## Problem details
Reproduce the listing below exactly. Pictures do not belong in the copy.
########
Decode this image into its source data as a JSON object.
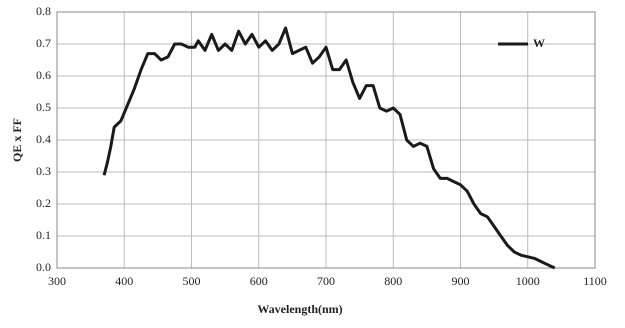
{
  "chart_data": {
    "type": "line",
    "xlabel": "Wavelength(nm)",
    "ylabel": "QE x FF",
    "x": [
      370,
      375,
      380,
      385,
      395,
      405,
      415,
      425,
      435,
      445,
      455,
      465,
      475,
      485,
      495,
      505,
      510,
      520,
      530,
      540,
      550,
      560,
      570,
      580,
      590,
      600,
      610,
      620,
      630,
      640,
      650,
      660,
      670,
      680,
      690,
      700,
      710,
      720,
      730,
      740,
      750,
      760,
      770,
      780,
      790,
      800,
      810,
      820,
      830,
      840,
      850,
      860,
      870,
      880,
      890,
      900,
      910,
      920,
      930,
      940,
      950,
      960,
      970,
      980,
      990,
      1000,
      1010,
      1020,
      1030,
      1040
    ],
    "series": [
      {
        "name": "W",
        "color": "#1a1a1a",
        "values": [
          0.29,
          0.33,
          0.38,
          0.44,
          0.46,
          0.51,
          0.56,
          0.62,
          0.67,
          0.67,
          0.65,
          0.66,
          0.7,
          0.7,
          0.69,
          0.69,
          0.71,
          0.68,
          0.73,
          0.68,
          0.7,
          0.68,
          0.74,
          0.7,
          0.73,
          0.69,
          0.71,
          0.68,
          0.7,
          0.75,
          0.67,
          0.68,
          0.69,
          0.64,
          0.66,
          0.69,
          0.62,
          0.62,
          0.65,
          0.58,
          0.53,
          0.57,
          0.57,
          0.5,
          0.49,
          0.5,
          0.48,
          0.4,
          0.38,
          0.39,
          0.38,
          0.31,
          0.28,
          0.28,
          0.27,
          0.26,
          0.24,
          0.2,
          0.17,
          0.16,
          0.13,
          0.1,
          0.07,
          0.05,
          0.04,
          0.035,
          0.03,
          0.02,
          0.01,
          0.0
        ]
      }
    ],
    "xlim": [
      300,
      1100
    ],
    "xticks": [
      300,
      400,
      500,
      600,
      700,
      800,
      900,
      1000,
      1100
    ],
    "ylim": [
      0,
      0.8
    ],
    "yticks": [
      {
        "value": 0,
        "label": "0.0"
      },
      0.1,
      0.2,
      0.3,
      0.4,
      0.5,
      0.6,
      0.7,
      0.8
    ],
    "grid": true,
    "legend": "upper right"
  }
}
########
## Exercise answer
Decode this image into its source data as a JSON object.
{
  "chart_data": {
    "type": "line",
    "xlabel": "Wavelength(nm)",
    "ylabel": "QE x FF",
    "x": [
      370,
      375,
      380,
      385,
      395,
      405,
      415,
      425,
      435,
      445,
      455,
      465,
      475,
      485,
      495,
      505,
      510,
      520,
      530,
      540,
      550,
      560,
      570,
      580,
      590,
      600,
      610,
      620,
      630,
      640,
      650,
      660,
      670,
      680,
      690,
      700,
      710,
      720,
      730,
      740,
      750,
      760,
      770,
      780,
      790,
      800,
      810,
      820,
      830,
      840,
      850,
      860,
      870,
      880,
      890,
      900,
      910,
      920,
      930,
      940,
      950,
      960,
      970,
      980,
      990,
      1000,
      1010,
      1020,
      1030,
      1040
    ],
    "series": [
      {
        "name": "W",
        "color": "#1a1a1a",
        "values": [
          0.29,
          0.33,
          0.38,
          0.44,
          0.46,
          0.51,
          0.56,
          0.62,
          0.67,
          0.67,
          0.65,
          0.66,
          0.7,
          0.7,
          0.69,
          0.69,
          0.71,
          0.68,
          0.73,
          0.68,
          0.7,
          0.68,
          0.74,
          0.7,
          0.73,
          0.69,
          0.71,
          0.68,
          0.7,
          0.75,
          0.67,
          0.68,
          0.69,
          0.64,
          0.66,
          0.69,
          0.62,
          0.62,
          0.65,
          0.58,
          0.53,
          0.57,
          0.57,
          0.5,
          0.49,
          0.5,
          0.48,
          0.4,
          0.38,
          0.39,
          0.38,
          0.31,
          0.28,
          0.28,
          0.27,
          0.26,
          0.24,
          0.2,
          0.17,
          0.16,
          0.13,
          0.1,
          0.07,
          0.05,
          0.04,
          0.035,
          0.03,
          0.02,
          0.01,
          0.0
        ]
      }
    ],
    "xlim": [
      300,
      1100
    ],
    "xticks": [
      300,
      400,
      500,
      600,
      700,
      800,
      900,
      1000,
      1100
    ],
    "ylim": [
      0,
      0.8
    ],
    "yticks": [
      {
        "value": 0,
        "label": "0.0"
      },
      0.1,
      0.2,
      0.3,
      0.4,
      0.5,
      0.6,
      0.7,
      0.8
    ],
    "grid": true,
    "legend": "upper right"
  }
}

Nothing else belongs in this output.